GIVEN PROBLEM: From the entries below, extract every line that includes the word "icon".

LISTING:
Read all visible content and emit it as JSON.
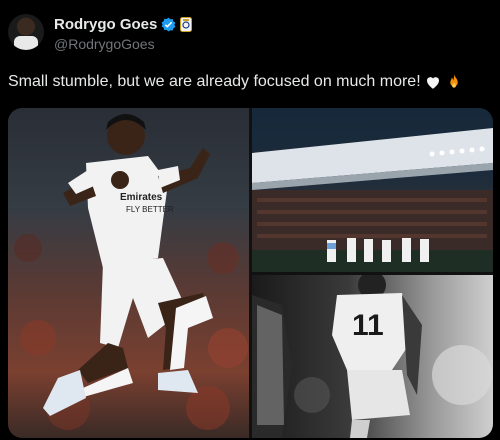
{
  "author": {
    "name": "Rodrygo Goes",
    "handle": "@RodrygoGoes"
  },
  "tweet": {
    "text": "Small stumble, but we are already focused on much more!",
    "emojis": [
      "white-heart",
      "fire"
    ]
  },
  "media": {
    "images": [
      {
        "name": "player-jumping-celebration",
        "jersey_text": "Emirates FLY BETTER"
      },
      {
        "name": "stadium-team-lineup"
      },
      {
        "name": "player-back-number-11",
        "jersey_number": "11"
      }
    ]
  },
  "colors": {
    "background": "#000000",
    "text": "#e7e9ea",
    "muted": "#71767b",
    "verified": "#1d9bf0"
  }
}
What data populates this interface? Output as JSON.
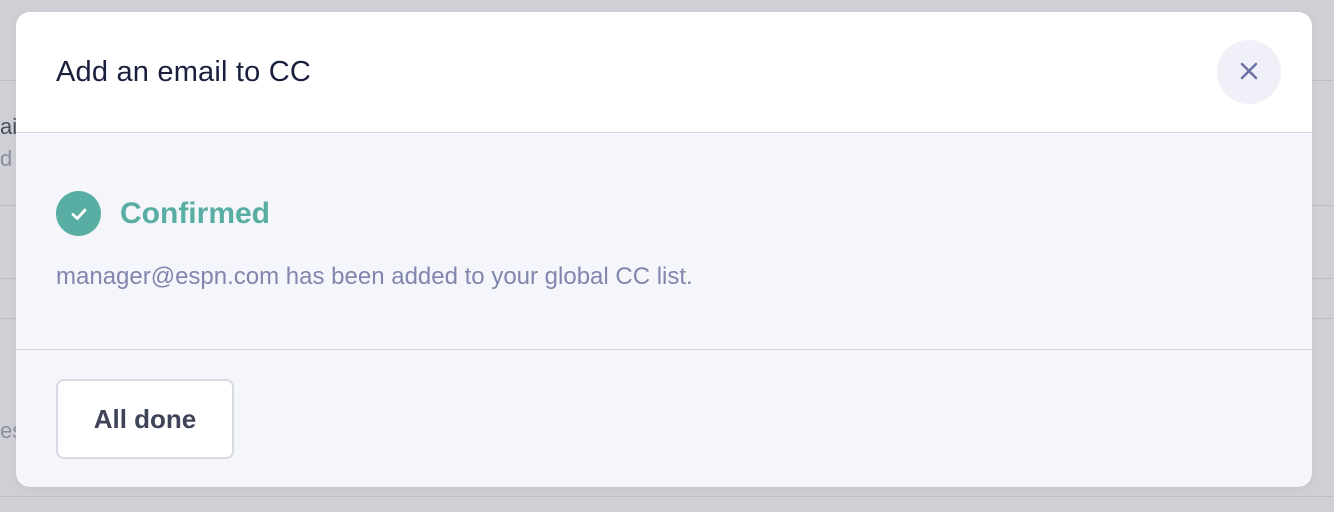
{
  "background": {
    "fragments": [
      "ail",
      "d",
      "es"
    ]
  },
  "modal": {
    "title": "Add an email to CC",
    "close_icon": "close-icon",
    "status": {
      "icon": "check-circle-icon",
      "label": "Confirmed",
      "color": "#58aea2"
    },
    "message": "manager@espn.com has been added to your global CC list.",
    "footer": {
      "done_label": "All done"
    }
  }
}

CORRECT RESULT:
    "close_icon": "close-icon",
      "icon": "check-circle-icon",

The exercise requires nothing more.